Problem description: Copy out lines with the word "CORRELATION" from the material that follows.

········

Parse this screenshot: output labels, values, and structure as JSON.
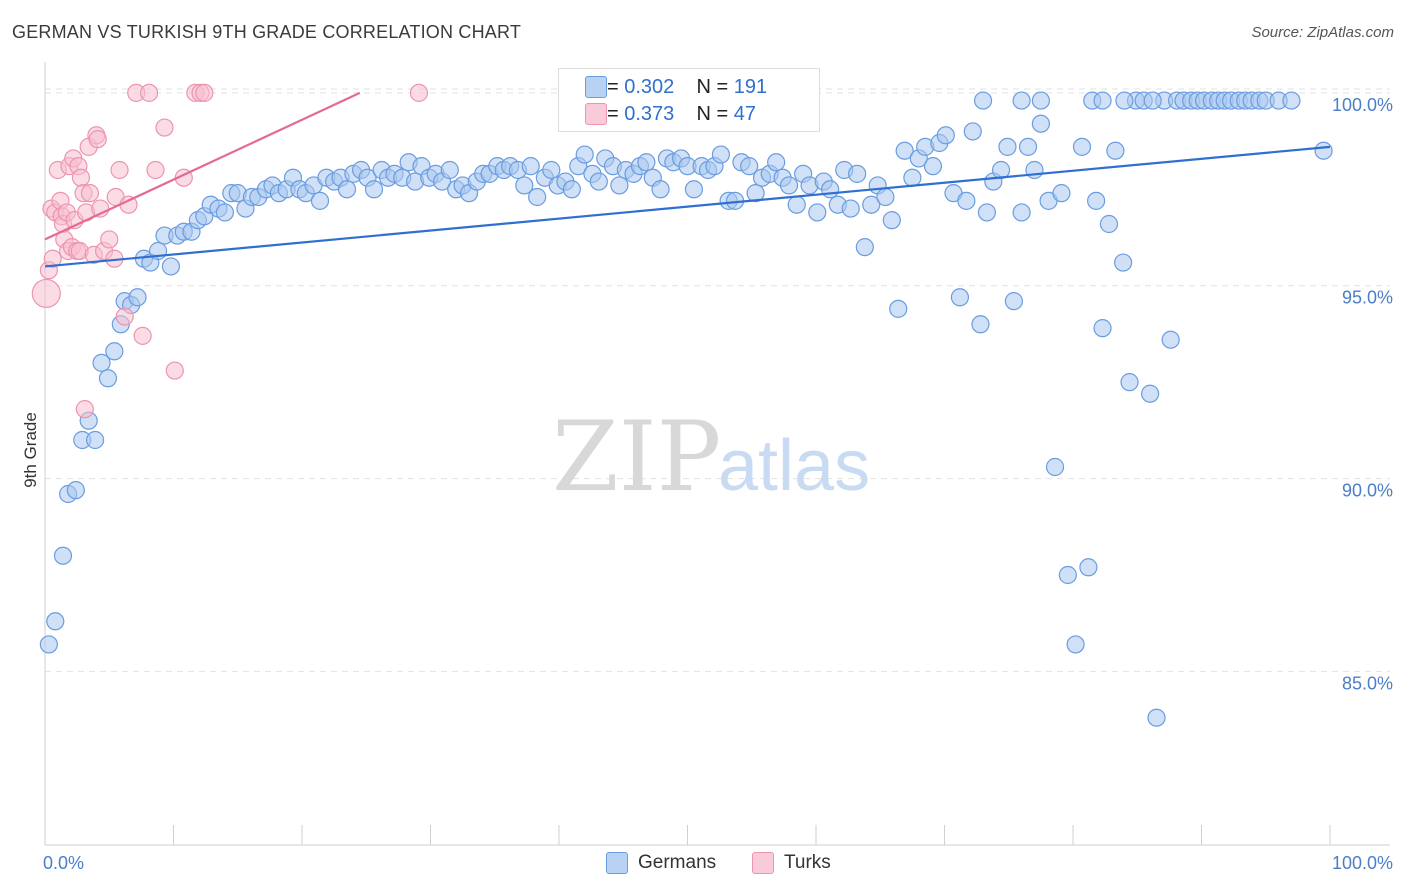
{
  "title": "GERMAN VS TURKISH 9TH GRADE CORRELATION CHART",
  "source": "Source: ZipAtlas.com",
  "watermark": {
    "zip": "ZIP",
    "atlas": "atlas"
  },
  "legend": {
    "germans": {
      "r_label": "R = ",
      "r_value": "0.302",
      "n_label": "N = ",
      "n_value": "191"
    },
    "turks": {
      "r_label": "R = ",
      "r_value": "0.373",
      "n_label": "N = ",
      "n_value": "47"
    }
  },
  "bottom_legend": {
    "germans": "Germans",
    "turks": "Turks"
  },
  "colors": {
    "german_fill": "#a9c8f0",
    "german_stroke": "#6a9ce0",
    "german_line": "#2f6fd0",
    "turk_fill": "#f7c0d0",
    "turk_stroke": "#ec94b0",
    "turk_line": "#e46a92",
    "tick_text": "#4a7ec9",
    "grid": "#e2e2e2"
  },
  "chart_data": {
    "type": "scatter",
    "title": "GERMAN VS TURKISH 9TH GRADE CORRELATION CHART",
    "xlabel": "",
    "ylabel": "9th Grade",
    "xlim": [
      0,
      100
    ],
    "ylim": [
      80.5,
      100.8
    ],
    "x_tick_labels": {
      "left": "0.0%",
      "right": "100.0%"
    },
    "y_ticks": [
      {
        "value": 100,
        "label": "100.0%"
      },
      {
        "value": 95,
        "label": "95.0%"
      },
      {
        "value": 90,
        "label": "90.0%"
      },
      {
        "value": 85,
        "label": "85.0%"
      }
    ],
    "grid": true,
    "series": [
      {
        "name": "Germans",
        "trend": {
          "x0": 0,
          "y0": 95.5,
          "x1": 100,
          "y1": 98.6
        },
        "points": [
          [
            0.3,
            85.7
          ],
          [
            0.8,
            86.3
          ],
          [
            1.4,
            88.0
          ],
          [
            1.8,
            89.6
          ],
          [
            2.4,
            89.7
          ],
          [
            2.9,
            91.0
          ],
          [
            3.4,
            91.5
          ],
          [
            3.9,
            91.0
          ],
          [
            4.4,
            93.0
          ],
          [
            4.9,
            92.6
          ],
          [
            5.4,
            93.3
          ],
          [
            5.9,
            94.0
          ],
          [
            6.2,
            94.6
          ],
          [
            6.7,
            94.5
          ],
          [
            7.2,
            94.7
          ],
          [
            7.7,
            95.7
          ],
          [
            8.2,
            95.6
          ],
          [
            8.8,
            95.9
          ],
          [
            9.3,
            96.3
          ],
          [
            9.8,
            95.5
          ],
          [
            10.3,
            96.3
          ],
          [
            10.8,
            96.4
          ],
          [
            11.4,
            96.4
          ],
          [
            11.9,
            96.7
          ],
          [
            12.4,
            96.8
          ],
          [
            12.9,
            97.1
          ],
          [
            13.5,
            97.0
          ],
          [
            14.0,
            96.9
          ],
          [
            14.5,
            97.4
          ],
          [
            15.0,
            97.4
          ],
          [
            15.6,
            97.0
          ],
          [
            16.1,
            97.3
          ],
          [
            16.6,
            97.3
          ],
          [
            17.2,
            97.5
          ],
          [
            17.7,
            97.6
          ],
          [
            18.2,
            97.4
          ],
          [
            18.8,
            97.5
          ],
          [
            19.3,
            97.8
          ],
          [
            19.8,
            97.5
          ],
          [
            20.3,
            97.4
          ],
          [
            20.9,
            97.6
          ],
          [
            21.4,
            97.2
          ],
          [
            21.9,
            97.8
          ],
          [
            22.5,
            97.7
          ],
          [
            23.0,
            97.8
          ],
          [
            23.5,
            97.5
          ],
          [
            24.0,
            97.9
          ],
          [
            24.6,
            98.0
          ],
          [
            25.1,
            97.8
          ],
          [
            25.6,
            97.5
          ],
          [
            26.2,
            98.0
          ],
          [
            26.7,
            97.8
          ],
          [
            27.2,
            97.9
          ],
          [
            27.8,
            97.8
          ],
          [
            28.3,
            98.2
          ],
          [
            28.8,
            97.7
          ],
          [
            29.3,
            98.1
          ],
          [
            29.9,
            97.8
          ],
          [
            30.4,
            97.9
          ],
          [
            30.9,
            97.7
          ],
          [
            31.5,
            98.0
          ],
          [
            32.0,
            97.5
          ],
          [
            32.5,
            97.6
          ],
          [
            33.0,
            97.4
          ],
          [
            33.6,
            97.7
          ],
          [
            34.1,
            97.9
          ],
          [
            34.6,
            97.9
          ],
          [
            35.2,
            98.1
          ],
          [
            35.7,
            98.0
          ],
          [
            36.2,
            98.1
          ],
          [
            36.8,
            98.0
          ],
          [
            37.3,
            97.6
          ],
          [
            37.8,
            98.1
          ],
          [
            38.3,
            97.3
          ],
          [
            38.9,
            97.8
          ],
          [
            39.4,
            98.0
          ],
          [
            39.9,
            97.6
          ],
          [
            40.5,
            97.7
          ],
          [
            41.0,
            97.5
          ],
          [
            41.5,
            98.1
          ],
          [
            42.0,
            98.4
          ],
          [
            42.6,
            97.9
          ],
          [
            43.1,
            97.7
          ],
          [
            43.6,
            98.3
          ],
          [
            44.2,
            98.1
          ],
          [
            44.7,
            97.6
          ],
          [
            45.2,
            98.0
          ],
          [
            45.8,
            97.9
          ],
          [
            46.3,
            98.1
          ],
          [
            46.8,
            98.2
          ],
          [
            47.3,
            97.8
          ],
          [
            47.9,
            97.5
          ],
          [
            48.4,
            98.3
          ],
          [
            48.9,
            98.2
          ],
          [
            49.5,
            98.3
          ],
          [
            50.0,
            98.1
          ],
          [
            50.5,
            97.5
          ],
          [
            51.1,
            98.1
          ],
          [
            51.6,
            98.0
          ],
          [
            52.1,
            98.1
          ],
          [
            52.6,
            98.4
          ],
          [
            53.2,
            97.2
          ],
          [
            53.7,
            97.2
          ],
          [
            54.2,
            98.2
          ],
          [
            54.8,
            98.1
          ],
          [
            55.3,
            97.4
          ],
          [
            55.8,
            97.8
          ],
          [
            56.4,
            97.9
          ],
          [
            56.9,
            98.2
          ],
          [
            57.4,
            97.8
          ],
          [
            57.9,
            97.6
          ],
          [
            58.5,
            97.1
          ],
          [
            59.0,
            97.9
          ],
          [
            59.5,
            97.6
          ],
          [
            60.1,
            96.9
          ],
          [
            60.6,
            97.7
          ],
          [
            61.1,
            97.5
          ],
          [
            61.7,
            97.1
          ],
          [
            62.2,
            98.0
          ],
          [
            62.7,
            97.0
          ],
          [
            63.2,
            97.9
          ],
          [
            63.8,
            96.0
          ],
          [
            64.3,
            97.1
          ],
          [
            64.8,
            97.6
          ],
          [
            65.4,
            97.3
          ],
          [
            65.9,
            96.7
          ],
          [
            66.4,
            94.4
          ],
          [
            66.9,
            98.5
          ],
          [
            67.5,
            97.8
          ],
          [
            68.0,
            98.3
          ],
          [
            68.5,
            98.6
          ],
          [
            69.1,
            98.1
          ],
          [
            69.6,
            98.7
          ],
          [
            70.1,
            98.9
          ],
          [
            70.7,
            97.4
          ],
          [
            71.2,
            94.7
          ],
          [
            71.7,
            97.2
          ],
          [
            72.2,
            99.0
          ],
          [
            72.8,
            94.0
          ],
          [
            73.3,
            96.9
          ],
          [
            73.8,
            97.7
          ],
          [
            74.4,
            98.0
          ],
          [
            74.9,
            98.6
          ],
          [
            75.4,
            94.6
          ],
          [
            76.0,
            96.9
          ],
          [
            76.5,
            98.6
          ],
          [
            77.0,
            98.0
          ],
          [
            77.5,
            99.2
          ],
          [
            78.1,
            97.2
          ],
          [
            78.6,
            90.3
          ],
          [
            79.1,
            97.4
          ],
          [
            79.6,
            87.5
          ],
          [
            80.2,
            85.7
          ],
          [
            80.7,
            98.6
          ],
          [
            81.2,
            87.7
          ],
          [
            81.8,
            97.2
          ],
          [
            82.3,
            93.9
          ],
          [
            82.8,
            96.6
          ],
          [
            83.3,
            98.5
          ],
          [
            83.9,
            95.6
          ],
          [
            84.4,
            92.5
          ],
          [
            84.9,
            99.8
          ],
          [
            85.5,
            99.8
          ],
          [
            86.0,
            92.2
          ],
          [
            86.5,
            83.8
          ],
          [
            87.1,
            99.8
          ],
          [
            87.6,
            93.6
          ],
          [
            88.1,
            99.8
          ],
          [
            88.6,
            99.8
          ],
          [
            89.2,
            99.8
          ],
          [
            89.7,
            99.8
          ],
          [
            90.2,
            99.8
          ],
          [
            90.8,
            99.8
          ],
          [
            91.3,
            99.8
          ],
          [
            91.8,
            99.8
          ],
          [
            92.3,
            99.8
          ],
          [
            92.9,
            99.8
          ],
          [
            93.4,
            99.8
          ],
          [
            93.9,
            99.8
          ],
          [
            94.5,
            99.8
          ],
          [
            95.0,
            99.8
          ],
          [
            96.0,
            99.8
          ],
          [
            97.0,
            99.8
          ],
          [
            99.5,
            98.5
          ],
          [
            73.0,
            99.8
          ],
          [
            76.0,
            99.8
          ],
          [
            77.5,
            99.8
          ],
          [
            81.5,
            99.8
          ],
          [
            82.3,
            99.8
          ],
          [
            84.0,
            99.8
          ],
          [
            86.2,
            99.8
          ]
        ]
      },
      {
        "name": "Turks",
        "trend": {
          "x0": 0,
          "y0": 96.2,
          "x1": 24.5,
          "y1": 100.0
        },
        "points": [
          [
            0.1,
            94.8
          ],
          [
            0.3,
            95.4
          ],
          [
            0.5,
            97.0
          ],
          [
            0.6,
            95.7
          ],
          [
            0.8,
            96.9
          ],
          [
            1.0,
            98.0
          ],
          [
            1.2,
            97.2
          ],
          [
            1.3,
            96.8
          ],
          [
            1.4,
            96.6
          ],
          [
            1.5,
            96.2
          ],
          [
            1.7,
            96.9
          ],
          [
            1.8,
            95.9
          ],
          [
            1.9,
            98.1
          ],
          [
            2.1,
            96.0
          ],
          [
            2.2,
            98.3
          ],
          [
            2.3,
            96.7
          ],
          [
            2.5,
            95.9
          ],
          [
            2.6,
            98.1
          ],
          [
            2.7,
            95.9
          ],
          [
            2.8,
            97.8
          ],
          [
            3.0,
            97.4
          ],
          [
            3.1,
            91.8
          ],
          [
            3.2,
            96.9
          ],
          [
            3.4,
            98.6
          ],
          [
            3.5,
            97.4
          ],
          [
            3.8,
            95.8
          ],
          [
            4.0,
            98.9
          ],
          [
            4.1,
            98.8
          ],
          [
            4.3,
            97.0
          ],
          [
            4.6,
            95.9
          ],
          [
            5.0,
            96.2
          ],
          [
            5.4,
            95.7
          ],
          [
            5.5,
            97.3
          ],
          [
            5.8,
            98.0
          ],
          [
            6.2,
            94.2
          ],
          [
            6.5,
            97.1
          ],
          [
            7.1,
            100.0
          ],
          [
            7.6,
            93.7
          ],
          [
            8.1,
            100.0
          ],
          [
            8.6,
            98.0
          ],
          [
            9.3,
            99.1
          ],
          [
            10.1,
            92.8
          ],
          [
            10.8,
            97.8
          ],
          [
            11.7,
            100.0
          ],
          [
            12.1,
            100.0
          ],
          [
            12.4,
            100.0
          ],
          [
            29.1,
            100.0
          ]
        ]
      }
    ]
  }
}
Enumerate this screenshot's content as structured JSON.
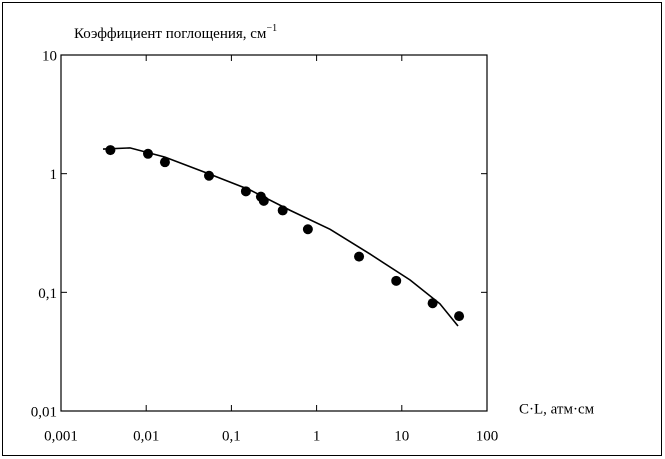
{
  "chart_data": {
    "type": "scatter",
    "ylabel": {
      "text": "Коэффициент поглощения, см",
      "superscript": "−1"
    },
    "xlabel": "C·L, атм·см",
    "xscale": "log",
    "yscale": "log",
    "xlim": [
      0.001,
      100
    ],
    "ylim": [
      0.01,
      10
    ],
    "xticks": [
      {
        "value": 0.001,
        "label": "0,001"
      },
      {
        "value": 0.01,
        "label": "0,01"
      },
      {
        "value": 0.1,
        "label": "0,1"
      },
      1,
      10,
      100
    ],
    "yticks": [
      {
        "value": 0.01,
        "label": "0,01"
      },
      {
        "value": 0.1,
        "label": "0,1"
      },
      1,
      10
    ],
    "color": "#000000",
    "points": {
      "x": [
        0.0038,
        0.0105,
        0.0166,
        0.0546,
        0.148,
        0.222,
        0.24,
        0.4,
        0.79,
        3.15,
        8.6,
        23,
        47
      ],
      "y": [
        1.58,
        1.47,
        1.25,
        0.96,
        0.71,
        0.64,
        0.59,
        0.49,
        0.34,
        0.2,
        0.125,
        0.081,
        0.063
      ]
    },
    "curve": {
      "x": [
        0.00311,
        0.00646,
        0.0166,
        0.0561,
        0.165,
        0.49,
        1.44,
        4.24,
        12.5,
        28,
        45.7
      ],
      "y": [
        1.61,
        1.65,
        1.38,
        0.99,
        0.73,
        0.49,
        0.34,
        0.21,
        0.127,
        0.08,
        0.052
      ]
    }
  }
}
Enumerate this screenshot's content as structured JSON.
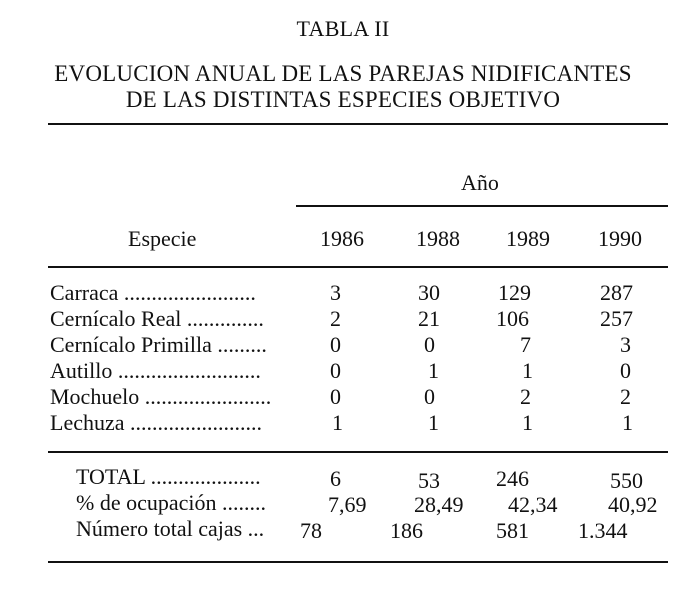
{
  "table": {
    "caption": "TABLA II",
    "title_lines": [
      "EVOLUCION ANUAL DE LAS PAREJAS NIDIFICANTES",
      "DE LAS DISTINTAS ESPECIES OBJETIVO"
    ],
    "group_header": "Año",
    "row_header": "Especie",
    "years": [
      "1986",
      "1988",
      "1989",
      "1990"
    ],
    "species_rows": [
      {
        "label": "Carraca ........................",
        "values": [
          "3",
          "30",
          "129",
          "287"
        ]
      },
      {
        "label": "Cernícalo Real ..............",
        "values": [
          "2",
          "21",
          "106",
          "257"
        ]
      },
      {
        "label": "Cernícalo Primilla .........",
        "values": [
          "0",
          "0",
          "7",
          "3"
        ]
      },
      {
        "label": "Autillo ..........................",
        "values": [
          "0",
          "1",
          "1",
          "0"
        ]
      },
      {
        "label": "Mochuelo .......................",
        "values": [
          "0",
          "0",
          "2",
          "2"
        ]
      },
      {
        "label": "Lechuza ........................",
        "values": [
          "1",
          "1",
          "1",
          "1"
        ]
      }
    ],
    "summary_rows": [
      {
        "label": "TOTAL ....................",
        "values": [
          "6",
          "53",
          "246",
          "550"
        ]
      },
      {
        "label": "% de ocupación ........",
        "values": [
          "7,69",
          "28,49",
          "42,34",
          "40,92"
        ]
      },
      {
        "label": "Número total cajas ...",
        "values": [
          "78",
          "186",
          "581",
          "1.344"
        ]
      }
    ]
  }
}
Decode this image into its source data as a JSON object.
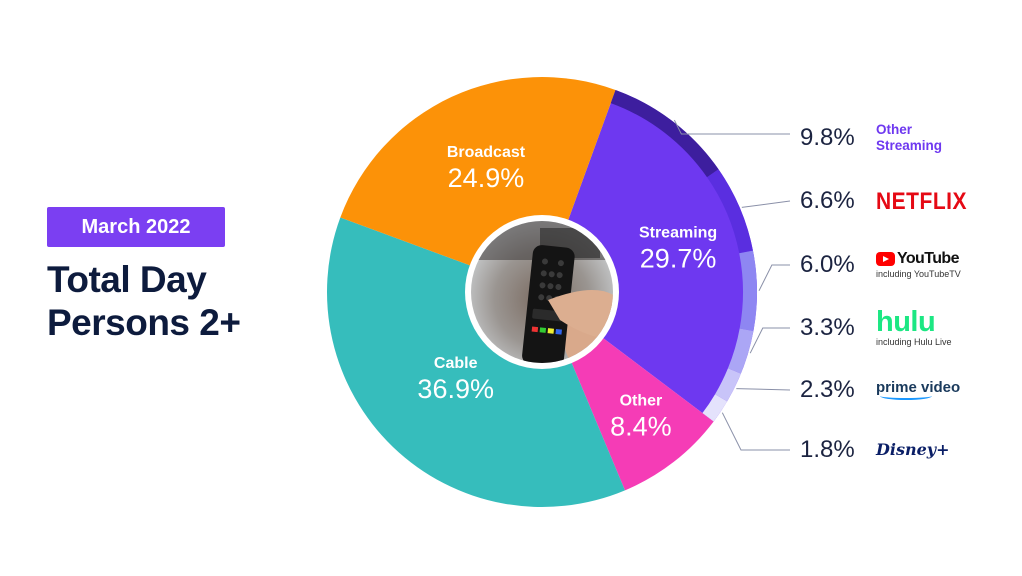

········

Answer for this exercise:
  "title": "GERMAN VS TURKISH 9TH GRADE CORRELATION CHART",
    "title": "GERMAN VS TURKISH 9TH GRADE CORRELATION CHART",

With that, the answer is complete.